(Layout dataset entries)
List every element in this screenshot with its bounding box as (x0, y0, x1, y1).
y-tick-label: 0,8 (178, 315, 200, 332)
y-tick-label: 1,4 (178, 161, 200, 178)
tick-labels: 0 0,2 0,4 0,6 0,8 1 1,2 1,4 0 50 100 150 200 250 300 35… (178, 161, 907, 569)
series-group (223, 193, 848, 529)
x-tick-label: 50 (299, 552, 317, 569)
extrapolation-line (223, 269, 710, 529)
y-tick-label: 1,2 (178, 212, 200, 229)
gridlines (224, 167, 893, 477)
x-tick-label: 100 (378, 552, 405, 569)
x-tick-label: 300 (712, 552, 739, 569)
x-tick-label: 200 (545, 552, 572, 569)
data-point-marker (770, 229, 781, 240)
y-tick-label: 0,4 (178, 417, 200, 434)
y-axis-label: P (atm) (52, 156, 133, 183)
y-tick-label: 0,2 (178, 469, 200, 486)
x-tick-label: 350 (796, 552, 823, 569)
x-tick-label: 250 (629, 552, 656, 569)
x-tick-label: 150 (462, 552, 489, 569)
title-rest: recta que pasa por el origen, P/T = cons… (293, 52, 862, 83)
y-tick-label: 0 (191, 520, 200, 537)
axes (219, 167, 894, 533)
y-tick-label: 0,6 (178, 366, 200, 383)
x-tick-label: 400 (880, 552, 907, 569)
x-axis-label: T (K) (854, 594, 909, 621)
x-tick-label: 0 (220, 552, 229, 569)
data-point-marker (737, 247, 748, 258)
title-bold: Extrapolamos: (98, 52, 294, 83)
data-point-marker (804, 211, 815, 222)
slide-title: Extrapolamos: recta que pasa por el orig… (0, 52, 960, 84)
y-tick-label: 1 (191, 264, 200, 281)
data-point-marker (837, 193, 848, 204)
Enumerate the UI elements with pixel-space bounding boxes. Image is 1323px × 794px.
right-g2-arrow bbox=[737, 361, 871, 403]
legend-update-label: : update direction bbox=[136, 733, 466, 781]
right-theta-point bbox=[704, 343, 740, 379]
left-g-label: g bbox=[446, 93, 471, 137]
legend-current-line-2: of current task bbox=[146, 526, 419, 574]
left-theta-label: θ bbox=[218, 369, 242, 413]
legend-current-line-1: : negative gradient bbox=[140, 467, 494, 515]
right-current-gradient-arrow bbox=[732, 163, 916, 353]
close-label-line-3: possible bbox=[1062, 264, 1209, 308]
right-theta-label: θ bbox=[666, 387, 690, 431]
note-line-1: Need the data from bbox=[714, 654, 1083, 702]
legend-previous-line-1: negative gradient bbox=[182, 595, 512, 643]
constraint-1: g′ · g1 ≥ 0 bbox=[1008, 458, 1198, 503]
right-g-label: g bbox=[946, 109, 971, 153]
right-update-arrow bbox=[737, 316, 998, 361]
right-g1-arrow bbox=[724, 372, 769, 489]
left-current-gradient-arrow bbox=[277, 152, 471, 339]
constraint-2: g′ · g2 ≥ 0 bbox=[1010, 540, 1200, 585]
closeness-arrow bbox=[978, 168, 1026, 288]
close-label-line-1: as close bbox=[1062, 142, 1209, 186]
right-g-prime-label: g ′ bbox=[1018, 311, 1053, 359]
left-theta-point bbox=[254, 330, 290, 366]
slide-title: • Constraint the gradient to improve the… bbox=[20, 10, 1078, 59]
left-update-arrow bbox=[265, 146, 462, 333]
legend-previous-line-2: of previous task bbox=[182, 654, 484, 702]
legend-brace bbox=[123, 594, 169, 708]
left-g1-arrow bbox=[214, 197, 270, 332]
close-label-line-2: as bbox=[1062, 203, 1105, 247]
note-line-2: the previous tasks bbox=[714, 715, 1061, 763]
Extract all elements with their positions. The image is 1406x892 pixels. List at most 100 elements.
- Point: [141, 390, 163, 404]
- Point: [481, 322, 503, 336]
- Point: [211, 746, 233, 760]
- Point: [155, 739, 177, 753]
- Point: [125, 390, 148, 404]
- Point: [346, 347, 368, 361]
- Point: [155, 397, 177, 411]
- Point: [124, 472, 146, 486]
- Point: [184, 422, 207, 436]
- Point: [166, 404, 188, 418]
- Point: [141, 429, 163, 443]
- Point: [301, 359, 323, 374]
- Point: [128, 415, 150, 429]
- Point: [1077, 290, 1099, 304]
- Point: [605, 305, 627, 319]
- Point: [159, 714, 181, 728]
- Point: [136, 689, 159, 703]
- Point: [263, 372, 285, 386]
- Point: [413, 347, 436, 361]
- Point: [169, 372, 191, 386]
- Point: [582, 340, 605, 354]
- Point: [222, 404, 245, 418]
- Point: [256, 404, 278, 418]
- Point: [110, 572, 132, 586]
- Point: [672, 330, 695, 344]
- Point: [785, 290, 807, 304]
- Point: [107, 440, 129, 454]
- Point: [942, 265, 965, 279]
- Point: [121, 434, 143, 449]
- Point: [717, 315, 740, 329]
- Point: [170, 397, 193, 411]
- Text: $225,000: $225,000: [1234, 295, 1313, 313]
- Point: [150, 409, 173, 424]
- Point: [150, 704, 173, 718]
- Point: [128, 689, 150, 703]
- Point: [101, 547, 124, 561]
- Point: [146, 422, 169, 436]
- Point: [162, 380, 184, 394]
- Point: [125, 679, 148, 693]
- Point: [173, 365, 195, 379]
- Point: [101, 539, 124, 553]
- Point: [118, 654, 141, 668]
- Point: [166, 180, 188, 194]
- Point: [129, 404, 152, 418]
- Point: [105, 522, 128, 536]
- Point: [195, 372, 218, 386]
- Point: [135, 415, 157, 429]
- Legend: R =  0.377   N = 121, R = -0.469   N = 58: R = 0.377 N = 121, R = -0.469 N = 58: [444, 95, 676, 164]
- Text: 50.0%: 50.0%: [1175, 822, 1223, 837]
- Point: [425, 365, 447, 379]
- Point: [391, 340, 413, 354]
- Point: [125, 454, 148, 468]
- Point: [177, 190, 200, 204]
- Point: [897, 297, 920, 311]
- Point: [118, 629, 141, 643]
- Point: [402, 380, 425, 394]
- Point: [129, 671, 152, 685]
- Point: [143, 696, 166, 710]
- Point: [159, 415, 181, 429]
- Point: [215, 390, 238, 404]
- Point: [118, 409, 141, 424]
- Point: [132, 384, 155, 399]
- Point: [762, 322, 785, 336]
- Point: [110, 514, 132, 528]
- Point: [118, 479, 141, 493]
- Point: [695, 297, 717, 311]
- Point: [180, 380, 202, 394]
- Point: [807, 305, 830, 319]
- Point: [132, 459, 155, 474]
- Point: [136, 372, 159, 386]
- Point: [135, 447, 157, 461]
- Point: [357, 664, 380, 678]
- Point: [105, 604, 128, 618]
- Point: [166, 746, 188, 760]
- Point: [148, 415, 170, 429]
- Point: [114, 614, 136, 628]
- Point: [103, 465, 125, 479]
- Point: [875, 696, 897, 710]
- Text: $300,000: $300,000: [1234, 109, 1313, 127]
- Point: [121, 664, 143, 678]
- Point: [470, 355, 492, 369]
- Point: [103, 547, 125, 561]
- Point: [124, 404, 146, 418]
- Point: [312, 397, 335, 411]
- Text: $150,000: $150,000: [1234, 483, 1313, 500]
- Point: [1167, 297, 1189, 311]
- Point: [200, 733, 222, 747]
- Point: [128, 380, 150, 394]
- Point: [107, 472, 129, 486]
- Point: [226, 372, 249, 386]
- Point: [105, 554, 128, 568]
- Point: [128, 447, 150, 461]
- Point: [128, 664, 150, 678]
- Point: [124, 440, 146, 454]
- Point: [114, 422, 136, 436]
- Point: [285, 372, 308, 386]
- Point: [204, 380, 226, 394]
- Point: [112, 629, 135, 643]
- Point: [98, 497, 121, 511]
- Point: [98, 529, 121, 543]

» **EXERCISE GOAL**:
Format the data as a JSON list of strings, one per line, from the start of the data through the line containing "y-tick-label: 1,2 (178, 212, 200, 229)", leaving out blank lines.

» **RESPONSE TO THE TASK**:
[
  "List every element in this screenshot with its bounding box as (x0, y0, x1, y1).",
  "y-tick-label: 0,8 (178, 315, 200, 332)",
  "y-tick-label: 1,4 (178, 161, 200, 178)",
  "tick-labels: 0 0,2 0,4 0,6 0,8 1 1,2 1,4 0 50 100 150 200 250 300 35… (178, 161, 907, 569)",
  "series-group (223, 193, 848, 529)",
  "x-tick-label: 50 (299, 552, 317, 569)",
  "extrapolation-line (223, 269, 710, 529)",
  "y-tick-label: 1,2 (178, 212, 200, 229)"
]